» Exercise task
Only lines holding the word "talking" should be copied from the material.

» Extracted records

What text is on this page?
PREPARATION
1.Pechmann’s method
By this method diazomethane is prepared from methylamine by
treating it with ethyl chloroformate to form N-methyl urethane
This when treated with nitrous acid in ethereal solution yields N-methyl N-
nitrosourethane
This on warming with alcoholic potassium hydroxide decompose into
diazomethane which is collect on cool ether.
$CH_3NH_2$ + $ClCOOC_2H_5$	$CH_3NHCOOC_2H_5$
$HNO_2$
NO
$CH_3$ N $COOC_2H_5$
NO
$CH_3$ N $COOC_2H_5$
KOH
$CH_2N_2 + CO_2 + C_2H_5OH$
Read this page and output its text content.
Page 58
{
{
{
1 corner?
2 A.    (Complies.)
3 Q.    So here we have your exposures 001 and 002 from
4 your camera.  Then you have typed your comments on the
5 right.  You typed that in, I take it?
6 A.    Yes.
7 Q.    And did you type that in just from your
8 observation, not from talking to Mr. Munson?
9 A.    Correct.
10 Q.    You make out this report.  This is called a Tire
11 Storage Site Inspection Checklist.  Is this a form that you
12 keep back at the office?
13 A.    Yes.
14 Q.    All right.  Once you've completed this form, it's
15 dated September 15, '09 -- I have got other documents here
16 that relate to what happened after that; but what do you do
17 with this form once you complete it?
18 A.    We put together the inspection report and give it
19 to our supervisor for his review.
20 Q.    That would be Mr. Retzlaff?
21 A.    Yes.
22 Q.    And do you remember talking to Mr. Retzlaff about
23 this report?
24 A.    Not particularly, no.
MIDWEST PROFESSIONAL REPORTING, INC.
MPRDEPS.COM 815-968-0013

» Response
8 observation, not from talking to Mr. Munson?
22 Q.    And do you remember talking to Mr. Retzlaff about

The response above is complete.